→ What is required: The records below should be written out again, exactly.

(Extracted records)
======

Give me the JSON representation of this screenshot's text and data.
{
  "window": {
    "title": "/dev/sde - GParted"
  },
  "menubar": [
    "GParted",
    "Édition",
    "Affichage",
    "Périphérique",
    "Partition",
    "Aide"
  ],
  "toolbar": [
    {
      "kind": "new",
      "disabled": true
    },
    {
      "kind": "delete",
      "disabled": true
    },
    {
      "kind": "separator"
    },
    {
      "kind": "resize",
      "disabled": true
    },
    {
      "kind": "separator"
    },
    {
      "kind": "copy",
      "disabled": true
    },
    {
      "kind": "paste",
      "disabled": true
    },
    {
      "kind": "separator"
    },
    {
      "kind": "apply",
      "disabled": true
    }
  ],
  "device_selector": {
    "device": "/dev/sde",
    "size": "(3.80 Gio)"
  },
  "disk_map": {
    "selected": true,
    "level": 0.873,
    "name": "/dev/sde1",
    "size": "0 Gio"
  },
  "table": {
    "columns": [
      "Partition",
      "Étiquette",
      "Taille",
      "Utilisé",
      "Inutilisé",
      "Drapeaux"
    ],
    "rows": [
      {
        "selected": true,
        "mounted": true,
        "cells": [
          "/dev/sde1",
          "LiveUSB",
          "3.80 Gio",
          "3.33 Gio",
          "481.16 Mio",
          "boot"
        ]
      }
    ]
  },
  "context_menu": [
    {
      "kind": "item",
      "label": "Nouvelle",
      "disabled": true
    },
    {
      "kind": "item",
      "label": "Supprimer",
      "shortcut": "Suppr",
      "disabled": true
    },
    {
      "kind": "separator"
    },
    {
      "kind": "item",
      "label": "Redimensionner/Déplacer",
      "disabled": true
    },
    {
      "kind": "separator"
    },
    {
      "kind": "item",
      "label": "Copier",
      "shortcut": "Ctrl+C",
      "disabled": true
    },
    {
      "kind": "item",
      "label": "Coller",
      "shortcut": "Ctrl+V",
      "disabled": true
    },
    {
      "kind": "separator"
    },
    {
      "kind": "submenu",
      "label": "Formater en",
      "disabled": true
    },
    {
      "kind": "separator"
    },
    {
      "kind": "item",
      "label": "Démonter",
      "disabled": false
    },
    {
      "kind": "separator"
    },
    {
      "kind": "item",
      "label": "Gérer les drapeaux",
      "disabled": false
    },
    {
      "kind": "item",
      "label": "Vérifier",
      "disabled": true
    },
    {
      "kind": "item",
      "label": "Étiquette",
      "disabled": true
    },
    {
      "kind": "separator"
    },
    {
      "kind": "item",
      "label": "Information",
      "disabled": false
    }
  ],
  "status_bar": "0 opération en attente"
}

======

→ Answer to the problem:
Give me the JSON representation of this screenshot's text and data.
{
  "window": {
    "title": "/dev/sde - GParted"
  },
  "menubar": [
    "GParted",
    "Édition",
    "Affichage",
    "Périphérique",
    "Partition",
    "Aide"
  ],
  "toolbar": [
    {
      "kind": "new",
      "disabled": true
    },
    {
      "kind": "delete",
      "disabled": true
    },
    {
      "kind": "separator"
    },
    {
      "kind": "resize",
      "disabled": true
    },
    {
      "kind": "separator"
    },
    {
      "kind": "copy",
      "disabled": true
    },
    {
      "kind": "paste",
      "disabled": true
    },
    {
      "kind": "separator"
    },
    {
      "kind": "apply",
      "disabled": true
    }
  ],
  "device_selector": {
    "device": "/dev/sde",
    "size": "(3.80 Gio)"
  },
  "disk_map": {
    "selected": true,
    "level": 0.873,
    "name": "/dev/sde1",
    "size": "0 Gio"
  },
  "table": {
    "columns": [
      "Partition",
      "Étiquette",
      "Taille",
      "Utilisé",
      "Inutilisé",
      "Drapeaux"
    ],
    "rows": [
      {
        "selected": true,
        "mounted": true,
        "cells": [
          "/dev/sde1",
          "LiveUSB",
          "3.80 Gio",
          "3.33 Gio",
          "481.16 Mio",
          "boot"
        ]
      }
    ]
  },
  "context_menu": [
    {
      "kind": "item",
      "label": "Nouvelle",
      "disabled": true
    },
    {
      "kind": "item",
      "label": "Supprimer",
      "shortcut": "Suppr",
      "disabled": true
    },
    {
      "kind": "separator"
    },
    {
      "kind": "item",
      "label": "Redimensionner/Déplacer",
      "disabled": true
    },
    {
      "kind": "separator"
    },
    {
      "kind": "item",
      "label": "Copier",
      "shortcut": "Ctrl+C",
      "disabled": true
    },
    {
      "kind": "item",
      "label": "Coller",
      "shortcut": "Ctrl+V",
      "disabled": true
    },
    {
      "kind": "separator"
    },
    {
      "kind": "submenu",
      "label": "Formater en",
      "disabled": true
    },
    {
      "kind": "separator"
    },
    {
      "kind": "item",
      "label": "Démonter",
      "disabled": false
    },
    {
      "kind": "separator"
    },
    {
      "kind": "item",
      "label": "Gérer les drapeaux",
      "disabled": false
    },
    {
      "kind": "item",
      "label": "Vérifier",
      "disabled": true
    },
    {
      "kind": "item",
      "label": "Étiquette",
      "disabled": true
    },
    {
      "kind": "separator"
    },
    {
      "kind": "item",
      "label": "Information",
      "disabled": false
    }
  ],
  "status_bar": "0 opération en attente"
}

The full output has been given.